| EXERCISE DETAILS |
The exercise asks you to copy every line below in which "upper" appears.
--
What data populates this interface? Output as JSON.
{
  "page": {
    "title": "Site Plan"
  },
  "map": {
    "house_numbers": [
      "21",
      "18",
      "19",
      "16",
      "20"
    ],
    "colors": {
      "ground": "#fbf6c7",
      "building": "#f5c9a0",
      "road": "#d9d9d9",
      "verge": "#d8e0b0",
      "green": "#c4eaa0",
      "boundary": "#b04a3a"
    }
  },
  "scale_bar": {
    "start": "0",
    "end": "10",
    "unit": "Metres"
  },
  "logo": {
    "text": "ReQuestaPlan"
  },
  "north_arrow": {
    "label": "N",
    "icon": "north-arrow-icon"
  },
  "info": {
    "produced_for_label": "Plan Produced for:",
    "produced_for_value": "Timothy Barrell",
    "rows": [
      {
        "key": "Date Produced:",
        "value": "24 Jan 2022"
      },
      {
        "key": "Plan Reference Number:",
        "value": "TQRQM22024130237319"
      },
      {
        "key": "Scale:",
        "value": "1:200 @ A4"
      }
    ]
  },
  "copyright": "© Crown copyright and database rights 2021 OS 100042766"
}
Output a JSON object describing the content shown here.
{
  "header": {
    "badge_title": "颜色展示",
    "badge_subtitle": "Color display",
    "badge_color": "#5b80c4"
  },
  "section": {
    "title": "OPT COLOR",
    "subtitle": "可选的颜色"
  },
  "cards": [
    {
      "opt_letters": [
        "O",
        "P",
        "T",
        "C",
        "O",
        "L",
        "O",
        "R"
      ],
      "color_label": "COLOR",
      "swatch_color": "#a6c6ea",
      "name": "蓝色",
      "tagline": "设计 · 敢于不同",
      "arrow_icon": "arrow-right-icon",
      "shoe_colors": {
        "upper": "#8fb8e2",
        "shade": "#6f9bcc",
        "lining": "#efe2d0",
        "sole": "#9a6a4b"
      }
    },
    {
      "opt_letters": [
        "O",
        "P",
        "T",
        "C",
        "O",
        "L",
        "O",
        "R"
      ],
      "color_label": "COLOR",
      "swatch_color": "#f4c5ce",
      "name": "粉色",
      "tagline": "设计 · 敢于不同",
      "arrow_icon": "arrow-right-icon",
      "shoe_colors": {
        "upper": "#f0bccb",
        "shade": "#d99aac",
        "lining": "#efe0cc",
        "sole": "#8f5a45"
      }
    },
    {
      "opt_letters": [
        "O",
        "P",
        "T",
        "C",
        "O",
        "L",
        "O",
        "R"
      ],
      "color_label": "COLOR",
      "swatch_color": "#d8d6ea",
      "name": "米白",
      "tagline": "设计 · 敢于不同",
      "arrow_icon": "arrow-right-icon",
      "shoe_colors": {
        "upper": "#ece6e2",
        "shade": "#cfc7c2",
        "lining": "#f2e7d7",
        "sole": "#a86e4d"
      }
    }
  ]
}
--
| ANSWER FOR THE TASK |
        "upper": "#8fb8e2",
        "upper": "#f0bccb",
        "upper": "#ece6e2",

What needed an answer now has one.